*** DATA PROVIDED ***
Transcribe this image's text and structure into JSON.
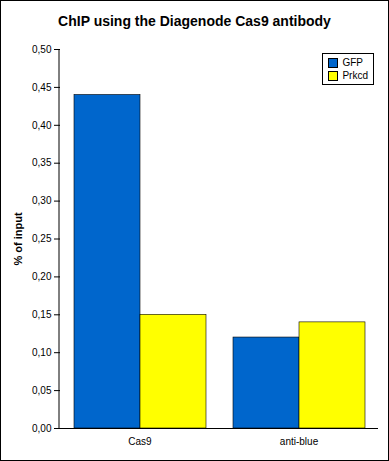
{
  "chart_data": {
    "type": "bar",
    "title": "ChIP using the Diagenode Cas9 antibody",
    "y_label": "% of input",
    "categories": [
      "Cas9",
      "anti-blue"
    ],
    "series": [
      {
        "name": "GFP",
        "color": "#0066CC",
        "values": [
          0.44,
          0.12
        ]
      },
      {
        "name": "Prkcd",
        "color": "#FFFF00",
        "values": [
          0.15,
          0.14
        ]
      }
    ],
    "ylim": [
      0,
      0.5
    ],
    "yticks": [
      {
        "value": 0,
        "label": "0,00"
      },
      {
        "value": 0.05,
        "label": "0,05"
      },
      {
        "value": 0.1,
        "label": "0,10"
      },
      {
        "value": 0.15,
        "label": "0,15"
      },
      {
        "value": 0.2,
        "label": "0,20"
      },
      {
        "value": 0.25,
        "label": "0,25"
      },
      {
        "value": 0.3,
        "label": "0,30"
      },
      {
        "value": 0.35,
        "label": "0,35"
      },
      {
        "value": 0.4,
        "label": "0,40"
      },
      {
        "value": 0.45,
        "label": "0,45"
      },
      {
        "value": 0.5,
        "label": "0,50"
      }
    ],
    "grid": false,
    "legend": "top-right"
  }
}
*** End of DATA PROVIDED ***
REQUIRED ACTION: The answer must consist of the entries above, reproduced word for word, without any pictures.

EXERCISE RESULT:
Transcribe this image's text and structure into JSON.
{
  "chart_data": {
    "type": "bar",
    "title": "ChIP using the Diagenode Cas9 antibody",
    "y_label": "% of input",
    "categories": [
      "Cas9",
      "anti-blue"
    ],
    "series": [
      {
        "name": "GFP",
        "color": "#0066CC",
        "values": [
          0.44,
          0.12
        ]
      },
      {
        "name": "Prkcd",
        "color": "#FFFF00",
        "values": [
          0.15,
          0.14
        ]
      }
    ],
    "ylim": [
      0,
      0.5
    ],
    "yticks": [
      {
        "value": 0,
        "label": "0,00"
      },
      {
        "value": 0.05,
        "label": "0,05"
      },
      {
        "value": 0.1,
        "label": "0,10"
      },
      {
        "value": 0.15,
        "label": "0,15"
      },
      {
        "value": 0.2,
        "label": "0,20"
      },
      {
        "value": 0.25,
        "label": "0,25"
      },
      {
        "value": 0.3,
        "label": "0,30"
      },
      {
        "value": 0.35,
        "label": "0,35"
      },
      {
        "value": 0.4,
        "label": "0,40"
      },
      {
        "value": 0.45,
        "label": "0,45"
      },
      {
        "value": 0.5,
        "label": "0,50"
      }
    ],
    "grid": false,
    "legend": "top-right"
  }
}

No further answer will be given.